Return all lines below containing the word "верхней".

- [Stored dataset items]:

· · · · ·

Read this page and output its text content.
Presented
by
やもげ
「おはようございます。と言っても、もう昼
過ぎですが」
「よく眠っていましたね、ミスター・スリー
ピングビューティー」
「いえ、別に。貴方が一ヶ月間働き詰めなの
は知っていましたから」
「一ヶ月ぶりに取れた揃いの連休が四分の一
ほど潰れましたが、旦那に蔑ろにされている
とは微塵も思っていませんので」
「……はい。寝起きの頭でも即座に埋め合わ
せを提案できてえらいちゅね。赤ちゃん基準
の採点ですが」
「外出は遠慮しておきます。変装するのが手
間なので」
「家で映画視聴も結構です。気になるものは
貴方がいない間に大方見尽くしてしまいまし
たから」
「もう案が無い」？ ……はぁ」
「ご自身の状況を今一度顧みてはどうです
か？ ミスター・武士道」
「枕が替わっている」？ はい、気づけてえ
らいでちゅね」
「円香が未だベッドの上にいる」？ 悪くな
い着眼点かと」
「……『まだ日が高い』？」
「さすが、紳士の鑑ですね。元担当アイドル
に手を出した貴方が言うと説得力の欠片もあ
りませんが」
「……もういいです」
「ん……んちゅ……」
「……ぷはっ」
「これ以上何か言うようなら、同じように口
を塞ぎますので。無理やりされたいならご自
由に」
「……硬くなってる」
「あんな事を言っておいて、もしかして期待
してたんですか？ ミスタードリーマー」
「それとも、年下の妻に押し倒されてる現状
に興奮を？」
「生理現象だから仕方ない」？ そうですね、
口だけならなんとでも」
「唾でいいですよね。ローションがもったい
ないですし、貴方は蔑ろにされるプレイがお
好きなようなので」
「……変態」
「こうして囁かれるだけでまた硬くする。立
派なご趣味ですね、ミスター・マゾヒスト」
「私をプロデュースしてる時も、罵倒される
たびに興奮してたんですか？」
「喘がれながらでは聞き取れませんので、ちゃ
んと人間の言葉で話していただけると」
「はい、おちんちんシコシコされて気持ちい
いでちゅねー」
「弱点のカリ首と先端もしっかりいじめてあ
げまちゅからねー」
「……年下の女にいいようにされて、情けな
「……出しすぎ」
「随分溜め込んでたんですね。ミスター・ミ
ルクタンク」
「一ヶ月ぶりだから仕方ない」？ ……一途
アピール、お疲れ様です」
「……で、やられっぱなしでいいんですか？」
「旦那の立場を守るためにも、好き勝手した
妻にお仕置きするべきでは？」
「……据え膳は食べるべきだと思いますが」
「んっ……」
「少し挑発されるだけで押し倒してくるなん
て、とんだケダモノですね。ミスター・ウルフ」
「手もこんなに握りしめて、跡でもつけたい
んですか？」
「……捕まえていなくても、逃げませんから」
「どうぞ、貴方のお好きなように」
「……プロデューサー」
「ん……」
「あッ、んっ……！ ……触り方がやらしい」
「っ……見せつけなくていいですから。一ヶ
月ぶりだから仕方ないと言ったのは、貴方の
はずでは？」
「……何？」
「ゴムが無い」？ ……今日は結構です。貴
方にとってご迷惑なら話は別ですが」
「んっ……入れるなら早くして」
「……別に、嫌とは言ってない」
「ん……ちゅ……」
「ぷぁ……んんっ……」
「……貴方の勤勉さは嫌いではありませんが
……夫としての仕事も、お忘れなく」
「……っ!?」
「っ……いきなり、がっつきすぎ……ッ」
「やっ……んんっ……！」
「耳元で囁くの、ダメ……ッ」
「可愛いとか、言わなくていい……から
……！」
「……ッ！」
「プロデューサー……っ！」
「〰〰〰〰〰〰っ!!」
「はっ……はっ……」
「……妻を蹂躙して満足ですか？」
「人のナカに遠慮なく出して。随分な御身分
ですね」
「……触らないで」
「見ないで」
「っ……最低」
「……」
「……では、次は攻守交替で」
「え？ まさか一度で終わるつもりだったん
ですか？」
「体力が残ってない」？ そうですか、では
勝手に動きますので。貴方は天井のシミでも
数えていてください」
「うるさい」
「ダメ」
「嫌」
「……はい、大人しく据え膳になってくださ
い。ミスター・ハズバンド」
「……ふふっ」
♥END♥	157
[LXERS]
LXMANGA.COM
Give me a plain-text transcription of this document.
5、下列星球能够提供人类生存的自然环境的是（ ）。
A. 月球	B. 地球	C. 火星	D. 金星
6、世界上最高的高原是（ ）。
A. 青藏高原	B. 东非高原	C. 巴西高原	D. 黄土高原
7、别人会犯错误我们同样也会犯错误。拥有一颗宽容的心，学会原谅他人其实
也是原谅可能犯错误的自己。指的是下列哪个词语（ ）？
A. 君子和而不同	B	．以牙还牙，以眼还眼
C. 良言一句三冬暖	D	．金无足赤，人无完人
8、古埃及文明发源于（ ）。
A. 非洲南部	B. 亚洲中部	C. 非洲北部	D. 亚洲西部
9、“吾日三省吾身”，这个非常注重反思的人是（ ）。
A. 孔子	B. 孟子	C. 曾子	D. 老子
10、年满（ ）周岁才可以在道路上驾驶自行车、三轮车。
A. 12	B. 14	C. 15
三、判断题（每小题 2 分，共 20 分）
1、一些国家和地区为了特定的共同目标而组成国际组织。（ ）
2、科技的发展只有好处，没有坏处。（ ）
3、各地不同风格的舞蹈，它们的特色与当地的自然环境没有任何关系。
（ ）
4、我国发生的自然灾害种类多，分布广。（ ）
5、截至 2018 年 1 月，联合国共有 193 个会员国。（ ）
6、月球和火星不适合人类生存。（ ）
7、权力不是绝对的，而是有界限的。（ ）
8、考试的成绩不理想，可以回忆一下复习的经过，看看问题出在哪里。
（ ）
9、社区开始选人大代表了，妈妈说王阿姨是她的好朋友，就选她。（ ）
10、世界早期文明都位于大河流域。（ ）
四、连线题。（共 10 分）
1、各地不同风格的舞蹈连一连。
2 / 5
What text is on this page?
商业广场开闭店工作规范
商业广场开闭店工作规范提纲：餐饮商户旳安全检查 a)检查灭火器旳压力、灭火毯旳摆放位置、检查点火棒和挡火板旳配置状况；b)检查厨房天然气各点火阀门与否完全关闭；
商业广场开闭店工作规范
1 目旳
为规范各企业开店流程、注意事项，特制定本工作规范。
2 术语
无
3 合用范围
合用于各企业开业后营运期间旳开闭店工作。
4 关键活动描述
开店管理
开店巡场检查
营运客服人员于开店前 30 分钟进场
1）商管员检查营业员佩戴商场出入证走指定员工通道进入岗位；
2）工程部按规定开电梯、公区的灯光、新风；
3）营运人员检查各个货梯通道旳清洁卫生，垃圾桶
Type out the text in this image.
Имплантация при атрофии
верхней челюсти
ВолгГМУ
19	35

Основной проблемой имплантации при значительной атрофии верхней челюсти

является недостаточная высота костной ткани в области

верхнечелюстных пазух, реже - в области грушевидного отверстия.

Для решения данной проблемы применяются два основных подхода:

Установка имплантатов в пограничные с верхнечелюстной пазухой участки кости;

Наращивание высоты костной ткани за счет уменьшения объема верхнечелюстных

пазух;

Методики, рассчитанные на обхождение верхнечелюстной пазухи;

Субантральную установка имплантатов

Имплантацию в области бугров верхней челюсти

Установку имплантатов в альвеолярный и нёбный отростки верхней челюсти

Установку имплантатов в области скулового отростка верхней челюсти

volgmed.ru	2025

· · · · ·

- [Worked solution]:
верхней челюсти
Основной проблемой имплантации при значительной атрофии верхней челюсти
Имплантацию в области бугров верхней челюсти
Установку имплантатов в альвеолярный и нёбный отростки верхней челюсти
Установку имплантатов в области скулового отростка верхней челюсти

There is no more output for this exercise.